Dataset excerpt

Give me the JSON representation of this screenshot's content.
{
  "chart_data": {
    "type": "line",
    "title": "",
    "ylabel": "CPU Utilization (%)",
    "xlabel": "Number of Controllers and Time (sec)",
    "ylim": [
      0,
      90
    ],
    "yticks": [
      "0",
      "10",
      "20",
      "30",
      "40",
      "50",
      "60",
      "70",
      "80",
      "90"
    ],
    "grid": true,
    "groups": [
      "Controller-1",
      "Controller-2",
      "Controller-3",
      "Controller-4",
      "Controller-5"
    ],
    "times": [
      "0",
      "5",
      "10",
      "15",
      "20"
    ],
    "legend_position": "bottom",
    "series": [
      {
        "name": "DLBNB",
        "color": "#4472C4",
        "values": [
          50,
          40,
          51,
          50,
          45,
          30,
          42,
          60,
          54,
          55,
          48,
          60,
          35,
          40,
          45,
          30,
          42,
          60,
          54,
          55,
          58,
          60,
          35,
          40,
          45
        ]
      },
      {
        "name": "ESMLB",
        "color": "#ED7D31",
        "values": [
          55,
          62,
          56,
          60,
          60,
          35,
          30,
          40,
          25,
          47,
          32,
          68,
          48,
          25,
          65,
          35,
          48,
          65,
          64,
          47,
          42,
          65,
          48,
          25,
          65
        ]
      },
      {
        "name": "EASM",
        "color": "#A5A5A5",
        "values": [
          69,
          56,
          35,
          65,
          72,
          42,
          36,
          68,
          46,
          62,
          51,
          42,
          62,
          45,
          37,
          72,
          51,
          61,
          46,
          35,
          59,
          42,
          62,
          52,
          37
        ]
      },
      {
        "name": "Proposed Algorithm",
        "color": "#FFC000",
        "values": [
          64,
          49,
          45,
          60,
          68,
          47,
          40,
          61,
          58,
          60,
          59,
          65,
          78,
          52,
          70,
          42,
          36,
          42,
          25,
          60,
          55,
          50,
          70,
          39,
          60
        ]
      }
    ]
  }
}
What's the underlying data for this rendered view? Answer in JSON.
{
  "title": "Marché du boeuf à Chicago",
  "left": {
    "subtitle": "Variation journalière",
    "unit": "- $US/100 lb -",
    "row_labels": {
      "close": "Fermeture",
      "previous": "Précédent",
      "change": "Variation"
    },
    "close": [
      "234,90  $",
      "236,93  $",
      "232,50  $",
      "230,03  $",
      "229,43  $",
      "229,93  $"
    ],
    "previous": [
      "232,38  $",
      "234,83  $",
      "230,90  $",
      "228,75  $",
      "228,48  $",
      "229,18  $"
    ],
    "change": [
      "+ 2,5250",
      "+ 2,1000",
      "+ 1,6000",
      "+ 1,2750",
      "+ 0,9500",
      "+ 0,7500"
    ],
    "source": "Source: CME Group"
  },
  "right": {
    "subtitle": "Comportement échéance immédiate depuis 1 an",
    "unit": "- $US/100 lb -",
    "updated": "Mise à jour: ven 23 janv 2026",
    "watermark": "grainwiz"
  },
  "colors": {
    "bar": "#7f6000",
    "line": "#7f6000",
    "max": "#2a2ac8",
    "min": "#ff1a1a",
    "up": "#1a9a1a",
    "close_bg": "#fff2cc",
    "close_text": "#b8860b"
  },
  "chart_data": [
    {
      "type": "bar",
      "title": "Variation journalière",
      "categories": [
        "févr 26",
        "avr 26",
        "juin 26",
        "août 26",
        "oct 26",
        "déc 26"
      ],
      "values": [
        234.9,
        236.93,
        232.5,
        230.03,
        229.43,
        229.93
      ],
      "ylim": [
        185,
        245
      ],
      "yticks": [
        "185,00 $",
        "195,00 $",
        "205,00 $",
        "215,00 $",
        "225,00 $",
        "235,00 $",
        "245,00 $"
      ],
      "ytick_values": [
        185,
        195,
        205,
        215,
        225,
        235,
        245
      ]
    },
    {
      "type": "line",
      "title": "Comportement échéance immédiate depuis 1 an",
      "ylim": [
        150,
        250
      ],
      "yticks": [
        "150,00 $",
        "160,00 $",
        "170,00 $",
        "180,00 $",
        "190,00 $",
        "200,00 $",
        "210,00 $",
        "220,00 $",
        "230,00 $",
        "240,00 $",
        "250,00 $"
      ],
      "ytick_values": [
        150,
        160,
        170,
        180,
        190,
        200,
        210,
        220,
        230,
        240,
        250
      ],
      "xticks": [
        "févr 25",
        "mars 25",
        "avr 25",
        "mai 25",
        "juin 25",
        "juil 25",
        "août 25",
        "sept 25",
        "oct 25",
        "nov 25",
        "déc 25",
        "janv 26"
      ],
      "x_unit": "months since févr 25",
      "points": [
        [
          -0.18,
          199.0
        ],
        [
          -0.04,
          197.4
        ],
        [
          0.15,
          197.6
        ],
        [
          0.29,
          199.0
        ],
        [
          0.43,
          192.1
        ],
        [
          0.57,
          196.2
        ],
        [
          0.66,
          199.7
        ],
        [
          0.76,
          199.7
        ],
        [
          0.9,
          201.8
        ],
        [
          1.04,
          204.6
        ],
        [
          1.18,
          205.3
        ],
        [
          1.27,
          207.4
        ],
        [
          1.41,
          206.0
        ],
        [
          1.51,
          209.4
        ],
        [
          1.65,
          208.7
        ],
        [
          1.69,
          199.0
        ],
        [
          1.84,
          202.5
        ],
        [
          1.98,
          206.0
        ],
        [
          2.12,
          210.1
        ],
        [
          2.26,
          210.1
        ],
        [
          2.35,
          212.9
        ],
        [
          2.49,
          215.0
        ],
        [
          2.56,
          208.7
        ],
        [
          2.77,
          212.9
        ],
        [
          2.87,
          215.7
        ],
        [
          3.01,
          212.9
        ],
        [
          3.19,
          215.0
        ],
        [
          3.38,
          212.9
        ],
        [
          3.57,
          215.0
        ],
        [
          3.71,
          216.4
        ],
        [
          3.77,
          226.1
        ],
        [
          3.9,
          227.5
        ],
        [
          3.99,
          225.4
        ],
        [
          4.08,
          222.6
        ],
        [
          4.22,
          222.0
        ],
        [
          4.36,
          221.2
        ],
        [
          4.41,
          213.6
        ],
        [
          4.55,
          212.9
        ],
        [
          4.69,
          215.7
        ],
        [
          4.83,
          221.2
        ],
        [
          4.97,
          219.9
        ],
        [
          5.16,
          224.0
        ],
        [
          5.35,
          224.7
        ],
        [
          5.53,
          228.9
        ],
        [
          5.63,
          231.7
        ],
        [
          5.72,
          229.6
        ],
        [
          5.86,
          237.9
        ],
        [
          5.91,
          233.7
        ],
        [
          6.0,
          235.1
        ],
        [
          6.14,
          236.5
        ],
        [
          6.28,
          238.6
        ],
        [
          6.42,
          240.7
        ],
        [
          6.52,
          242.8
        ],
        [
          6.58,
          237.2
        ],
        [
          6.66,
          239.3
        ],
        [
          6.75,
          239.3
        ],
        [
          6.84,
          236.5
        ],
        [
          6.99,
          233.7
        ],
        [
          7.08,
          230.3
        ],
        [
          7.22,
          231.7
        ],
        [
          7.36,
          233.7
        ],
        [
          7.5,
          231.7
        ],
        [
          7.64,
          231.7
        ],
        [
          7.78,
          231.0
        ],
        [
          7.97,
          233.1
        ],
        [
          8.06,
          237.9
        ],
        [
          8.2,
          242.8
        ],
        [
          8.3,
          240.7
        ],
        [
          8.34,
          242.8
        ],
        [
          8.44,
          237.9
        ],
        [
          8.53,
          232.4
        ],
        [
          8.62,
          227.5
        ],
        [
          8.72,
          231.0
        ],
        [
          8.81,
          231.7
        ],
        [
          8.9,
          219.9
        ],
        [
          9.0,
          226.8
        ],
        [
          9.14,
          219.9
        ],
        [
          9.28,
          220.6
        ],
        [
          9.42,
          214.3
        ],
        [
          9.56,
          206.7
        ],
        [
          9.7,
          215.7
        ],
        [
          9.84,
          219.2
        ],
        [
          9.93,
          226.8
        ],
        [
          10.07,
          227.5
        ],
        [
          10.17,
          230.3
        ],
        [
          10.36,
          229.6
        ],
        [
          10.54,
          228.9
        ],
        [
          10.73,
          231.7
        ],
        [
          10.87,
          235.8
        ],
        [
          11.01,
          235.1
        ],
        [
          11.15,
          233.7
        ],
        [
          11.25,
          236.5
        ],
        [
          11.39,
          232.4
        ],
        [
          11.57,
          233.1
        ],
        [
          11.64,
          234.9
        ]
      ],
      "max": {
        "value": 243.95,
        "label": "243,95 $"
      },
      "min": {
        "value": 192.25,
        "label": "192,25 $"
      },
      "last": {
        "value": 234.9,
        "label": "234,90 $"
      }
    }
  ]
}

[OBJECTIVE]
Search the data for the string "depuis". List each line that has it.

[TASK RESULT]
    "subtitle": "Comportement échéance immédiate depuis 1 an",
      "title": "Comportement échéance immédiate depuis 1 an",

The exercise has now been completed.